[Structured figure records]
<<<<

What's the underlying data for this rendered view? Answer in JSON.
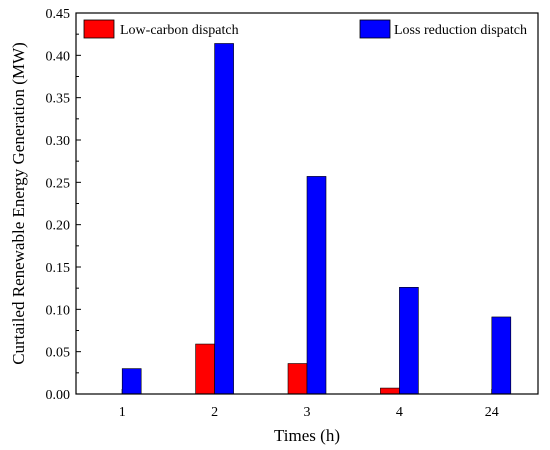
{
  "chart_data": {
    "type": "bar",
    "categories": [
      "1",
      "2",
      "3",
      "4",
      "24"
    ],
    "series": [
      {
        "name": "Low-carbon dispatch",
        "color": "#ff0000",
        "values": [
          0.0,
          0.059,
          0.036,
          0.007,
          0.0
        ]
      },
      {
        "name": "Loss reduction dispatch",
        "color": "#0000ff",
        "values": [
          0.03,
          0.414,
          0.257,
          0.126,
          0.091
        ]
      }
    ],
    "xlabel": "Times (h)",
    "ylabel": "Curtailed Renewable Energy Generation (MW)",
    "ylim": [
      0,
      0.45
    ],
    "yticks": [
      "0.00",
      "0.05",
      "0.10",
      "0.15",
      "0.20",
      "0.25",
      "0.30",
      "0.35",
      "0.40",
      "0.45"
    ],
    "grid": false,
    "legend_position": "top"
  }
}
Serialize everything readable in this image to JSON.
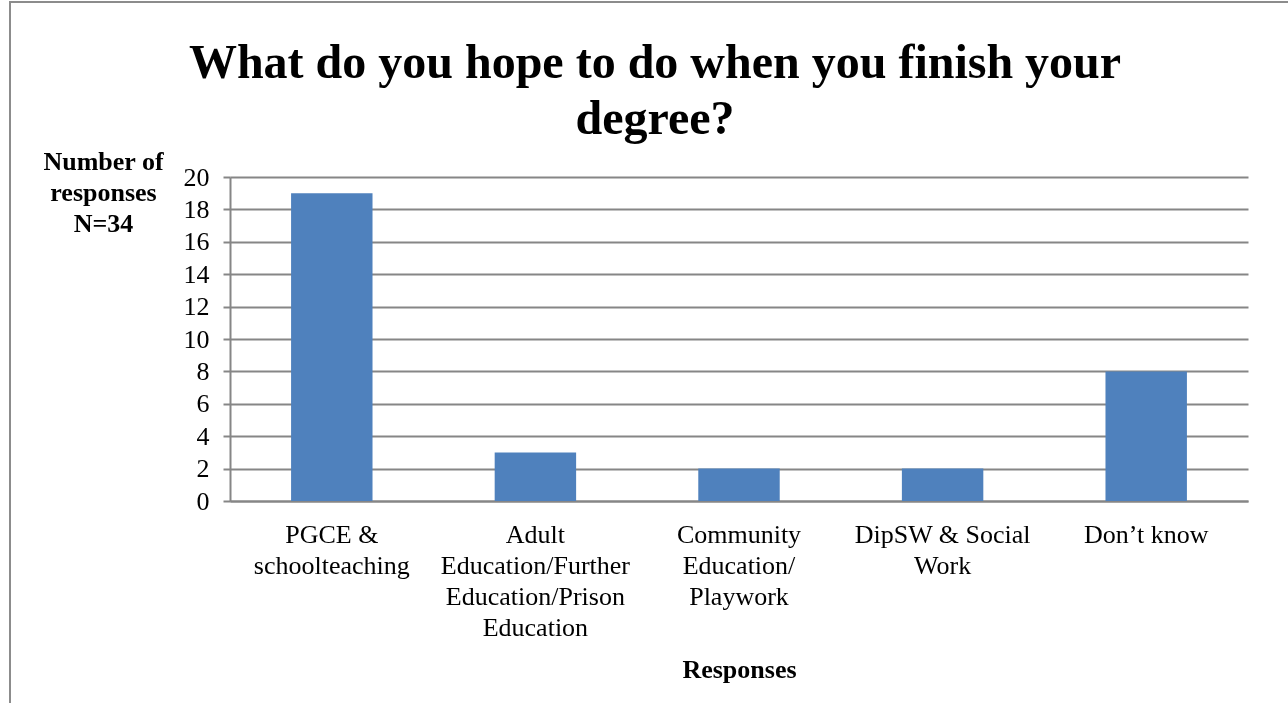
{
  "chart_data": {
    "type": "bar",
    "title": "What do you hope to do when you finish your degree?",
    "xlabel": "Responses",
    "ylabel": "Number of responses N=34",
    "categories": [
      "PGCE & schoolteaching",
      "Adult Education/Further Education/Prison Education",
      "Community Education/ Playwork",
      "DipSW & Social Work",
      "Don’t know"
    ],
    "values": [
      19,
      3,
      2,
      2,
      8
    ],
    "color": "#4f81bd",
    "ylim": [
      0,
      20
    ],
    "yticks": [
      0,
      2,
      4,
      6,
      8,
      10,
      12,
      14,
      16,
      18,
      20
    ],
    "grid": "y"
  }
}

>>>>

- REQUIREMENTS -
Pictures are excluded; output everything else in the data verbatim.

- FINAL RESULT -
What's the underlying data for this rendered view? Answer in JSON.
{
  "chart_data": {
    "type": "bar",
    "categories": [
      "1",
      "2",
      "3",
      "4",
      "24"
    ],
    "series": [
      {
        "name": "Low-carbon dispatch",
        "color": "#ff0000",
        "values": [
          0.0,
          0.059,
          0.036,
          0.007,
          0.0
        ]
      },
      {
        "name": "Loss reduction dispatch",
        "color": "#0000ff",
        "values": [
          0.03,
          0.414,
          0.257,
          0.126,
          0.091
        ]
      }
    ],
    "xlabel": "Times (h)",
    "ylabel": "Curtailed Renewable Energy Generation (MW)",
    "ylim": [
      0,
      0.45
    ],
    "yticks": [
      "0.00",
      "0.05",
      "0.10",
      "0.15",
      "0.20",
      "0.25",
      "0.30",
      "0.35",
      "0.40",
      "0.45"
    ],
    "grid": false,
    "legend_position": "top"
  }
}
Serialize everything readable in this image to JSON.
{
  "chart_data": {
    "type": "bar",
    "title": "What do you hope to do when you finish your degree?",
    "xlabel": "Responses",
    "ylabel": "Number of responses N=34",
    "categories": [
      "PGCE & schoolteaching",
      "Adult Education/Further Education/Prison Education",
      "Community Education/ Playwork",
      "DipSW & Social Work",
      "Don’t know"
    ],
    "values": [
      19,
      3,
      2,
      2,
      8
    ],
    "color": "#4f81bd",
    "ylim": [
      0,
      20
    ],
    "yticks": [
      0,
      2,
      4,
      6,
      8,
      10,
      12,
      14,
      16,
      18,
      20
    ],
    "grid": "y"
  }
}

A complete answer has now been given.